DATA SUPPLIED:
********************

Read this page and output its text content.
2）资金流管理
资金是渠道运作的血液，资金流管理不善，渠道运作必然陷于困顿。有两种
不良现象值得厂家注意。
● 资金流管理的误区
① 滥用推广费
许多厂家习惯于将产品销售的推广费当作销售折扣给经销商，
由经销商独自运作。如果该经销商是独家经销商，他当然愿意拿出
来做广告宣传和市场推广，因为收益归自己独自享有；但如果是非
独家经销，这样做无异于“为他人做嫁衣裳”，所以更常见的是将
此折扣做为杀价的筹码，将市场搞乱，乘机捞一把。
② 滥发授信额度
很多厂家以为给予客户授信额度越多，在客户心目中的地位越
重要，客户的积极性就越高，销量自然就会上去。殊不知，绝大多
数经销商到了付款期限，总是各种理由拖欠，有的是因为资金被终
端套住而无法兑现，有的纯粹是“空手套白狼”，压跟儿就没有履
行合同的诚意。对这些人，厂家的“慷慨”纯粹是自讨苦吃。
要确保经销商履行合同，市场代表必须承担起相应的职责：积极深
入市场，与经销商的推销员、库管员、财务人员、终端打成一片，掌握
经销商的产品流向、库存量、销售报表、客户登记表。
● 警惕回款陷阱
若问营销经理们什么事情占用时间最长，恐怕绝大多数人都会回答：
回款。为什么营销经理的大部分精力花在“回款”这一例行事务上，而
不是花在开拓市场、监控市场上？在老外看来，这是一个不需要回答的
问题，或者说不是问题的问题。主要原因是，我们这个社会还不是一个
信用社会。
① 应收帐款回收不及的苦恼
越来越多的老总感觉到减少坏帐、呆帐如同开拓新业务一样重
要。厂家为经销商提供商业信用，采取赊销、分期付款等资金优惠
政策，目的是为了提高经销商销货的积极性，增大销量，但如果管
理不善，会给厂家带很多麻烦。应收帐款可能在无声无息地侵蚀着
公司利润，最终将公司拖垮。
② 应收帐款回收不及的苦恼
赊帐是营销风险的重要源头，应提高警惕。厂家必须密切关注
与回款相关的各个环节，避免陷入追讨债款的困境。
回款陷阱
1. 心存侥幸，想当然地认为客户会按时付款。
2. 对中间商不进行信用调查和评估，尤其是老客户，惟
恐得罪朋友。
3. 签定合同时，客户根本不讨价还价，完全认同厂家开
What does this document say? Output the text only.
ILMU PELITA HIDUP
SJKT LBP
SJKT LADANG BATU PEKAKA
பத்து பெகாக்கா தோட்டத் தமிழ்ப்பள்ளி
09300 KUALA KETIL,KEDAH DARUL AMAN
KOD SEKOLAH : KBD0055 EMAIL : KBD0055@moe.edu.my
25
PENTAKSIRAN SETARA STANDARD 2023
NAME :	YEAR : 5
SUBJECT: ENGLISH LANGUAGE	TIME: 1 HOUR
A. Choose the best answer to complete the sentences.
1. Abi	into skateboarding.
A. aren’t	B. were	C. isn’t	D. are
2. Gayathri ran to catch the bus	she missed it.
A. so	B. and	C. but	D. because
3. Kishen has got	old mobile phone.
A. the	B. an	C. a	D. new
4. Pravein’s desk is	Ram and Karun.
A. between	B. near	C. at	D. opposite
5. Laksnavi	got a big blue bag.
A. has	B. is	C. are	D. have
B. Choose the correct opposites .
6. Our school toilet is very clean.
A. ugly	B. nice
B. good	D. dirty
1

********************

Repeat every entry exactly as written above.

OUTPUT:
Read this page and output its text content.
2）资金流管理
资金是渠道运作的血液，资金流管理不善，渠道运作必然陷于困顿。有两种
不良现象值得厂家注意。
● 资金流管理的误区
① 滥用推广费
许多厂家习惯于将产品销售的推广费当作销售折扣给经销商，
由经销商独自运作。如果该经销商是独家经销商，他当然愿意拿出
来做广告宣传和市场推广，因为收益归自己独自享有；但如果是非
独家经销，这样做无异于“为他人做嫁衣裳”，所以更常见的是将
此折扣做为杀价的筹码，将市场搞乱，乘机捞一把。
② 滥发授信额度
很多厂家以为给予客户授信额度越多，在客户心目中的地位越
重要，客户的积极性就越高，销量自然就会上去。殊不知，绝大多
数经销商到了付款期限，总是各种理由拖欠，有的是因为资金被终
端套住而无法兑现，有的纯粹是“空手套白狼”，压跟儿就没有履
行合同的诚意。对这些人，厂家的“慷慨”纯粹是自讨苦吃。
要确保经销商履行合同，市场代表必须承担起相应的职责：积极深
入市场，与经销商的推销员、库管员、财务人员、终端打成一片，掌握
经销商的产品流向、库存量、销售报表、客户登记表。
● 警惕回款陷阱
若问营销经理们什么事情占用时间最长，恐怕绝大多数人都会回答：
回款。为什么营销经理的大部分精力花在“回款”这一例行事务上，而
不是花在开拓市场、监控市场上？在老外看来，这是一个不需要回答的
问题，或者说不是问题的问题。主要原因是，我们这个社会还不是一个
信用社会。
① 应收帐款回收不及的苦恼
越来越多的老总感觉到减少坏帐、呆帐如同开拓新业务一样重
要。厂家为经销商提供商业信用，采取赊销、分期付款等资金优惠
政策，目的是为了提高经销商销货的积极性，增大销量，但如果管
理不善，会给厂家带很多麻烦。应收帐款可能在无声无息地侵蚀着
公司利润，最终将公司拖垮。
② 应收帐款回收不及的苦恼
赊帐是营销风险的重要源头，应提高警惕。厂家必须密切关注
与回款相关的各个环节，避免陷入追讨债款的困境。
回款陷阱
1. 心存侥幸，想当然地认为客户会按时付款。
2. 对中间商不进行信用调查和评估，尤其是老客户，惟
恐得罪朋友。
3. 签定合同时，客户根本不讨价还价，完全认同厂家开
What does this document say? Output the text only.
ILMU PELITA HIDUP
SJKT LBP
SJKT LADANG BATU PEKAKA
பத்து பெகாக்கா தோட்டத் தமிழ்ப்பள்ளி
09300 KUALA KETIL,KEDAH DARUL AMAN
KOD SEKOLAH : KBD0055 EMAIL : KBD0055@moe.edu.my
25
PENTAKSIRAN SETARA STANDARD 2023
NAME :	YEAR : 5
SUBJECT: ENGLISH LANGUAGE	TIME: 1 HOUR
A. Choose the best answer to complete the sentences.
1. Abi	into skateboarding.
A. aren’t	B. were	C. isn’t	D. are
2. Gayathri ran to catch the bus	she missed it.
A. so	B. and	C. but	D. because
3. Kishen has got	old mobile phone.
A. the	B. an	C. a	D. new
4. Pravein’s desk is	Ram and Karun.
A. between	B. near	C. at	D. opposite
5. Laksnavi	got a big blue bag.
A. has	B. is	C. are	D. have
B. Choose the correct opposites .
6. Our school toilet is very clean.
A. ugly	B. nice
B. good	D. dirty
1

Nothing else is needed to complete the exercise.